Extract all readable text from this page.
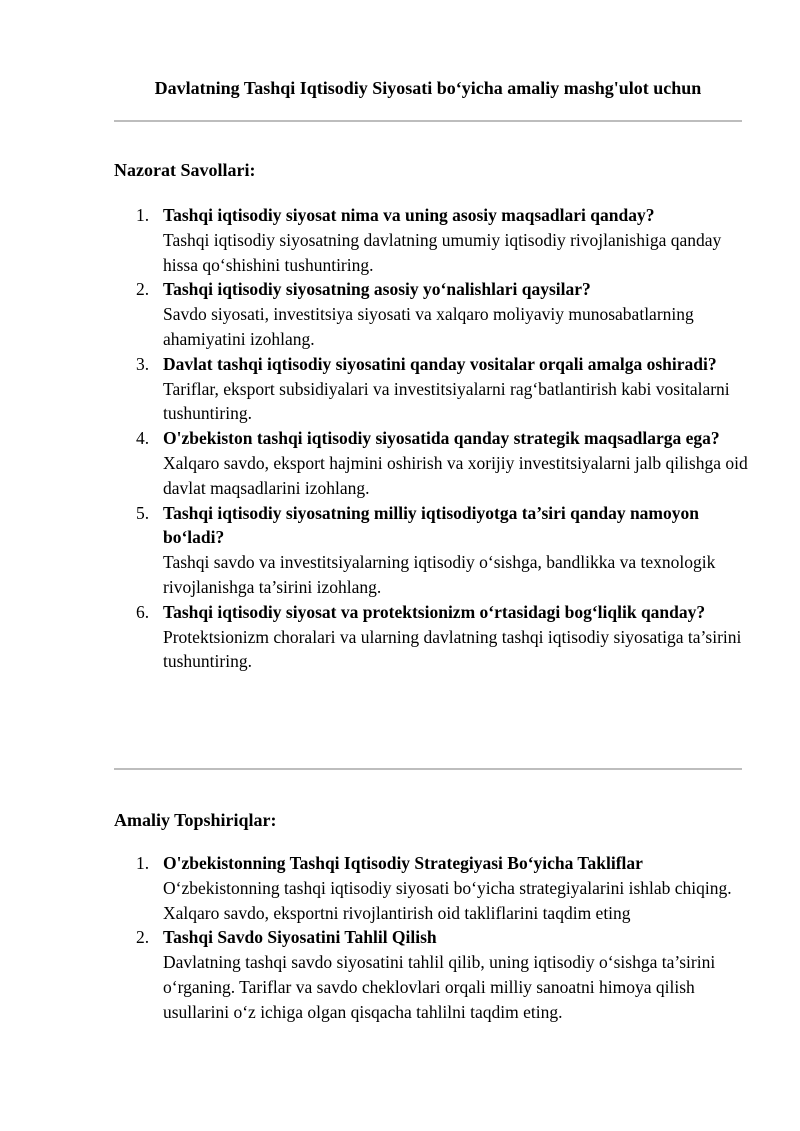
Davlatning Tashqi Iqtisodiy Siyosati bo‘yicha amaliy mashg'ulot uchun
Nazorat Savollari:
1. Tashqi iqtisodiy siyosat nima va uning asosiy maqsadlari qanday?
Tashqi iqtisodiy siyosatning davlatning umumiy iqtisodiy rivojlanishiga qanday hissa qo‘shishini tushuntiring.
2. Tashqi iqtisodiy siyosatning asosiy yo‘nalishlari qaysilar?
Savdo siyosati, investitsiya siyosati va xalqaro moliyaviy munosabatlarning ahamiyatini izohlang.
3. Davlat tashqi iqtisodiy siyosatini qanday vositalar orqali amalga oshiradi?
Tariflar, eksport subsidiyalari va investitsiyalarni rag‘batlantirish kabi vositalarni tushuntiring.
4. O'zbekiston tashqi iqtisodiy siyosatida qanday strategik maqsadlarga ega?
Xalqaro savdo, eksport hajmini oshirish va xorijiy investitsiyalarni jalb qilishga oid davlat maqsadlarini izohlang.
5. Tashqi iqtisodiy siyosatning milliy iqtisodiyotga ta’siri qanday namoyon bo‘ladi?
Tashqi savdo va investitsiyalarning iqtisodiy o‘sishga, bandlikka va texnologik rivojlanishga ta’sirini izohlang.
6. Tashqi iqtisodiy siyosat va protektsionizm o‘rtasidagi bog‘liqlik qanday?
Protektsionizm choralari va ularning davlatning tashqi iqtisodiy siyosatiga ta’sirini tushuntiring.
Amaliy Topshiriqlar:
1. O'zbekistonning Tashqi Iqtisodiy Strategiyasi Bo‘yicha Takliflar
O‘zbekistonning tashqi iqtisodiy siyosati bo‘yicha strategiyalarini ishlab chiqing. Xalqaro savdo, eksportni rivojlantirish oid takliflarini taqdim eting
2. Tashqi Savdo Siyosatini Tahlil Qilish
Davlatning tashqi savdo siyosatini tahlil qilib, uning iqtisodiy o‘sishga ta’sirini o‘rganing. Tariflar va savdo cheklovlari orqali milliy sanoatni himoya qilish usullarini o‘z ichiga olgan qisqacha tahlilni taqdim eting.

· · ·

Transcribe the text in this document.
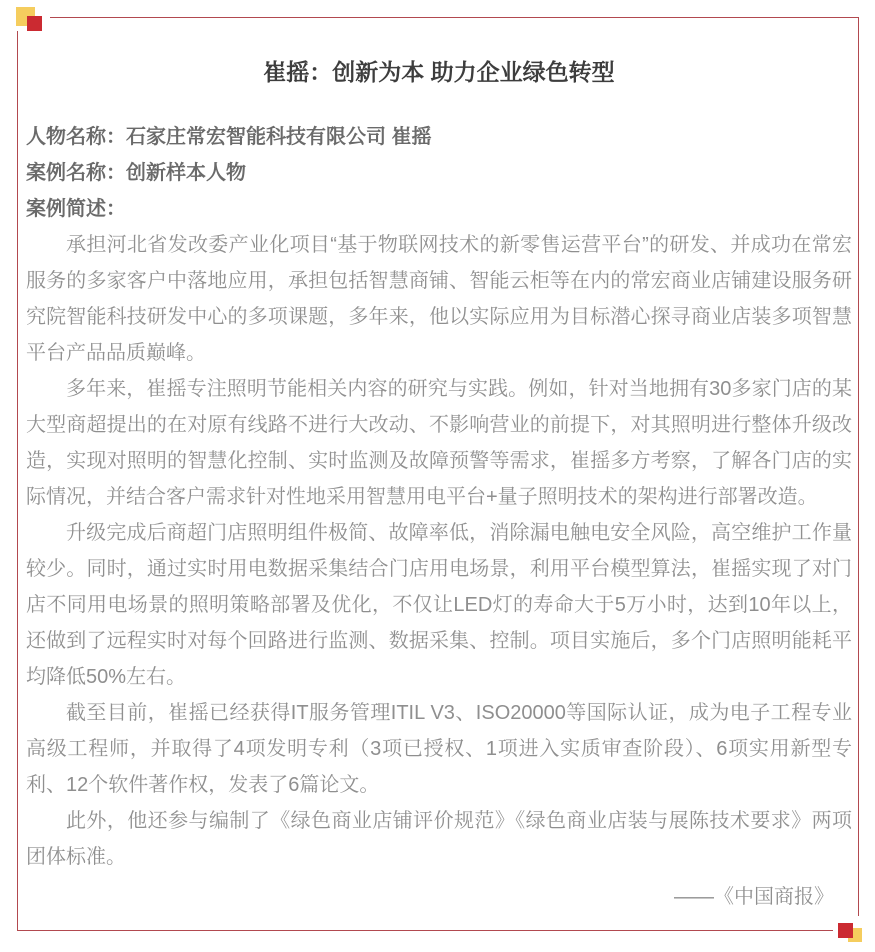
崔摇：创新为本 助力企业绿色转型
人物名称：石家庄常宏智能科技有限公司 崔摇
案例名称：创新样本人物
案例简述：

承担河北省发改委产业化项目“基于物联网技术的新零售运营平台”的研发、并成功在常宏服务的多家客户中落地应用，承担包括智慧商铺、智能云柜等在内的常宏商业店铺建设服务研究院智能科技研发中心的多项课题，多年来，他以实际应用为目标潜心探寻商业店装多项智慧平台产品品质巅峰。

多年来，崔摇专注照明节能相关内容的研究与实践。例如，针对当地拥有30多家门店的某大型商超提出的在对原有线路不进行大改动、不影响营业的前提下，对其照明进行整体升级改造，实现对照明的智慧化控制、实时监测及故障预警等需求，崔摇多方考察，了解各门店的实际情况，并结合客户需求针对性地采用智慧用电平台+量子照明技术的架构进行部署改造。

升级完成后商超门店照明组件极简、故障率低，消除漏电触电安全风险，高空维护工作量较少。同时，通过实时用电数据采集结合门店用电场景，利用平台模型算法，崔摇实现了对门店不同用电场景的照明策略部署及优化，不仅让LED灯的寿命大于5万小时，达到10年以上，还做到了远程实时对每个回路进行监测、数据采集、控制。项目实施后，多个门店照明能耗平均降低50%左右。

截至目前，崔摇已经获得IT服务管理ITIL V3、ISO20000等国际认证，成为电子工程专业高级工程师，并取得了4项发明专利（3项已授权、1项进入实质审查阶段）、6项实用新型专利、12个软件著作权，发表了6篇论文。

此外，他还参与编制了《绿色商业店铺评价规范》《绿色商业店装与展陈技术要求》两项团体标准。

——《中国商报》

· · ·

GOAL: Identify the lines that hold the word "text". Copy every one of them.

EXPECTED OUTPUT:
Extract all readable text from this page.
Transcribe the text in this document.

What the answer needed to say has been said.